_Given records_.

-- -- --

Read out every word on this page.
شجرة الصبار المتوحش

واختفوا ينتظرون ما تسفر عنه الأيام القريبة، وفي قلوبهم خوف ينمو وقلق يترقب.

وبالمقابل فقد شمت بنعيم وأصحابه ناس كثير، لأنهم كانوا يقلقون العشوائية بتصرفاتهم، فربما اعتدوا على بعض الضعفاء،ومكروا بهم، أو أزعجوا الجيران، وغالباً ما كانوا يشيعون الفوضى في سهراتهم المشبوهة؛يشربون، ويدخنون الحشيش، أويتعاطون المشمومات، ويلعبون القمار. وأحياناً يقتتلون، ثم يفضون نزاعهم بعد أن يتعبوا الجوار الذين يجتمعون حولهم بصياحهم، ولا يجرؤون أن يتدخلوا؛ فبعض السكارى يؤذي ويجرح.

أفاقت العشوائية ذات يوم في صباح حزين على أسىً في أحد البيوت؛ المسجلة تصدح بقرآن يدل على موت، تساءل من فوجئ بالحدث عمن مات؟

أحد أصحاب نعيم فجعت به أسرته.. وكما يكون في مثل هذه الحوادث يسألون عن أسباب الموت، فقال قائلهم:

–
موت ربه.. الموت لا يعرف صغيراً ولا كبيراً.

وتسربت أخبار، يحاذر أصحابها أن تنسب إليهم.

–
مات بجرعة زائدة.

-- -- --

Copy all of the data exactly.

_Written response_.
Read out every word on this page.
شجرة الصبار المتوحش

واختفوا ينتظرون ما تسفر عنه الأيام القريبة، وفي قلوبهم خوف ينمو وقلق يترقب.

وبالمقابل فقد شمت بنعيم وأصحابه ناس كثير، لأنهم كانوا يقلقون العشوائية بتصرفاتهم، فربما اعتدوا على بعض الضعفاء،ومكروا بهم، أو أزعجوا الجيران، وغالباً ما كانوا يشيعون الفوضى في سهراتهم المشبوهة؛يشربون، ويدخنون الحشيش، أويتعاطون المشمومات، ويلعبون القمار. وأحياناً يقتتلون، ثم يفضون نزاعهم بعد أن يتعبوا الجوار الذين يجتمعون حولهم بصياحهم، ولا يجرؤون أن يتدخلوا؛ فبعض السكارى يؤذي ويجرح.

أفاقت العشوائية ذات يوم في صباح حزين على أسىً في أحد البيوت؛ المسجلة تصدح بقرآن يدل على موت، تساءل من فوجئ بالحدث عمن مات؟

أحد أصحاب نعيم فجعت به أسرته.. وكما يكون في مثل هذه الحوادث يسألون عن أسباب الموت، فقال قائلهم:

–
موت ربه.. الموت لا يعرف صغيراً ولا كبيراً.

وتسربت أخبار، يحاذر أصحابها أن تنسب إليهم.

–
مات بجرعة زائدة.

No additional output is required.